**Task directions:** Read the records and gather each line that includes "вывода".

**Supplied material:**
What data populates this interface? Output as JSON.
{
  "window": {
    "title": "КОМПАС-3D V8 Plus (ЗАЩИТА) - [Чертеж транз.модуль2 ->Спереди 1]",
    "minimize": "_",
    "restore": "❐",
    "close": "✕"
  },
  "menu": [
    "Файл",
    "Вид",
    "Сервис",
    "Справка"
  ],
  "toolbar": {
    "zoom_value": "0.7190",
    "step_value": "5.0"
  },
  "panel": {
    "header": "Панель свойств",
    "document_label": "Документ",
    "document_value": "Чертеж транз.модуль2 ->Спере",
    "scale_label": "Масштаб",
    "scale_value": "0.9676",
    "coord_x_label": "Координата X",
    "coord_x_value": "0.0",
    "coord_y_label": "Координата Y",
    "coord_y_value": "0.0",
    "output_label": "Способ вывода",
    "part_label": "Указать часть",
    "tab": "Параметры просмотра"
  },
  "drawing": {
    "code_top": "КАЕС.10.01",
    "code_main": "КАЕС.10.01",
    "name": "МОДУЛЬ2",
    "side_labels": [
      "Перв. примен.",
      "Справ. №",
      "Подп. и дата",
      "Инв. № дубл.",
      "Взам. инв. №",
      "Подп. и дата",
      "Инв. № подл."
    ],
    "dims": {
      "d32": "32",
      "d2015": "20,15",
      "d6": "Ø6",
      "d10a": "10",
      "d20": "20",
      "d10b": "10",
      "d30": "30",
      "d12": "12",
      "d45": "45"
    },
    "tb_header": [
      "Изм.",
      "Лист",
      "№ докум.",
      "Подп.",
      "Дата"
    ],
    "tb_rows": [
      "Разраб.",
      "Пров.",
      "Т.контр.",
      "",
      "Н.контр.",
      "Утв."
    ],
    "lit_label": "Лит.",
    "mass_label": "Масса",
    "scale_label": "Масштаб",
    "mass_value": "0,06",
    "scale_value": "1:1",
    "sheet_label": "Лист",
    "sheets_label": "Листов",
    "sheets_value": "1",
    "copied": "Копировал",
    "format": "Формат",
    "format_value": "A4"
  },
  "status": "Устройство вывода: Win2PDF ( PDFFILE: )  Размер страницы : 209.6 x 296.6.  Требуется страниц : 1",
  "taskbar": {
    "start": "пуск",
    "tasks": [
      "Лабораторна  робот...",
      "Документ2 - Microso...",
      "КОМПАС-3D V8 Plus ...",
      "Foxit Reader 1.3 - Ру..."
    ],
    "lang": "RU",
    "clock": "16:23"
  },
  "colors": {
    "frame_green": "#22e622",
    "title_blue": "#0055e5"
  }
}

==

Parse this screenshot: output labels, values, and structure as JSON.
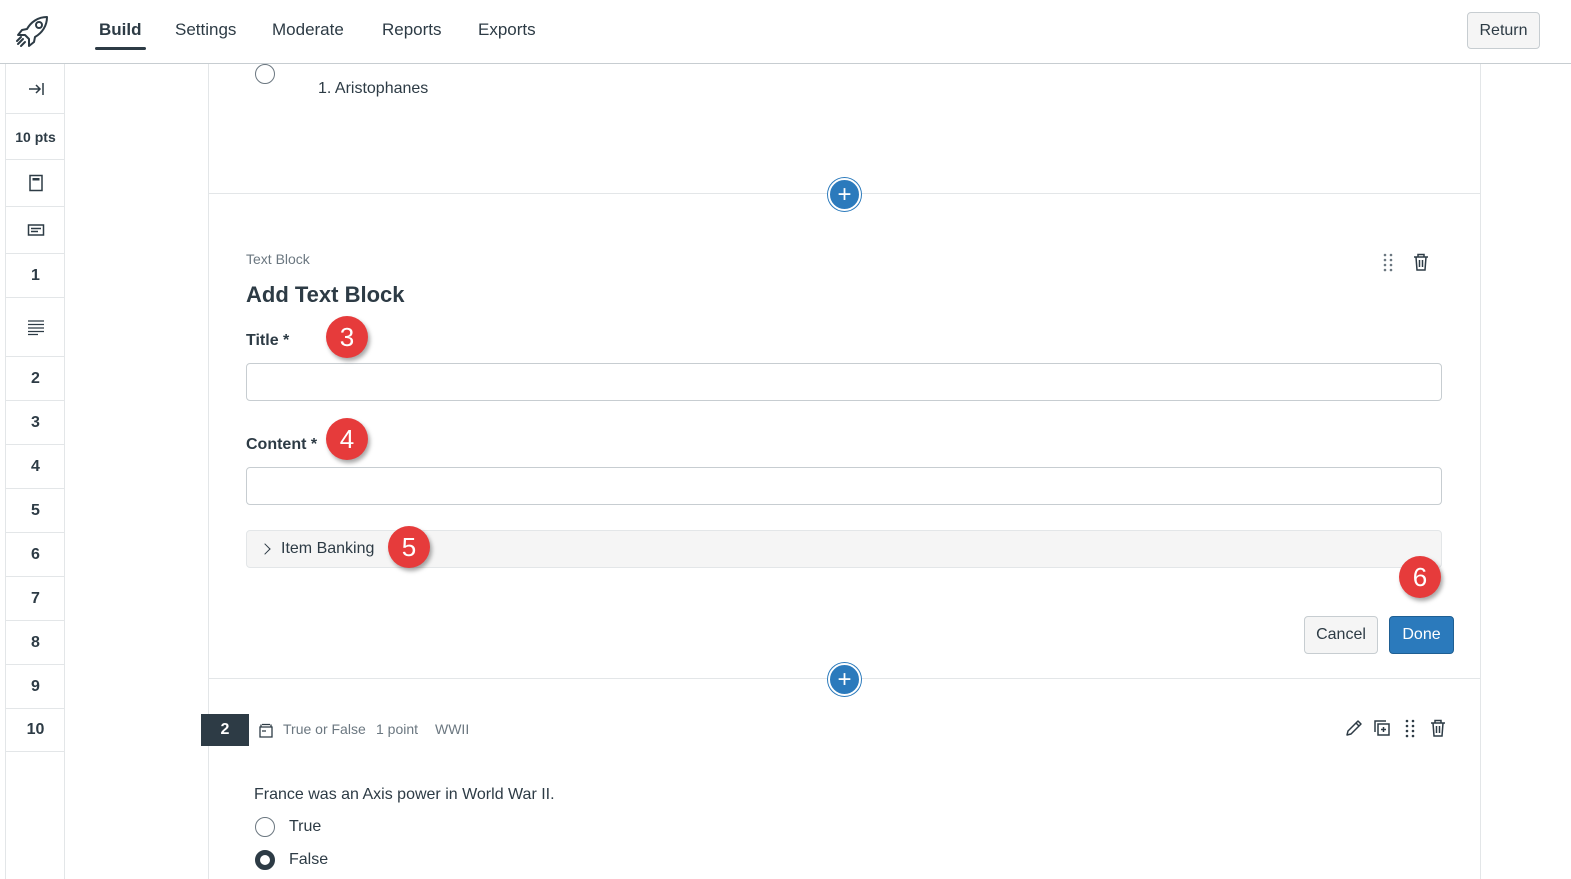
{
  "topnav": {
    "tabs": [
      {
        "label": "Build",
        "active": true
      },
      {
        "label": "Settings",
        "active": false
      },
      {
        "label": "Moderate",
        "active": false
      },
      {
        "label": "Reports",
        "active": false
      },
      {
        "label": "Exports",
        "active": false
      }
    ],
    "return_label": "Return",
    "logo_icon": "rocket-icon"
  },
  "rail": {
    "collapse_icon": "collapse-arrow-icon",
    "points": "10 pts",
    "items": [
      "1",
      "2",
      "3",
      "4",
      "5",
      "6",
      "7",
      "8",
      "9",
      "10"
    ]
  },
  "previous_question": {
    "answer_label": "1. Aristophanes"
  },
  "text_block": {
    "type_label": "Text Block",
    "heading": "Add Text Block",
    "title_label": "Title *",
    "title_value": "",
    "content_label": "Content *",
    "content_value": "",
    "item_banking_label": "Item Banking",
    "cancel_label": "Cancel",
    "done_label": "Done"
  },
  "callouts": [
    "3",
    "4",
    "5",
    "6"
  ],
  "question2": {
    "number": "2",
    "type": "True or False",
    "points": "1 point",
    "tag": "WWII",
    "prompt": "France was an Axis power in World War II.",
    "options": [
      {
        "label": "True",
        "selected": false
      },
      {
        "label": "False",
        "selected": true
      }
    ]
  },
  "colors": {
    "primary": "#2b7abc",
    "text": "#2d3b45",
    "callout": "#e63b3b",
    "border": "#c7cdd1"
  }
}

**Exercise response:**
    "output_label": "Способ вывода",
  "status": "Устройство вывода: Win2PDF ( PDFFILE: )  Размер страницы : 209.6 x 296.6.  Требуется страниц : 1",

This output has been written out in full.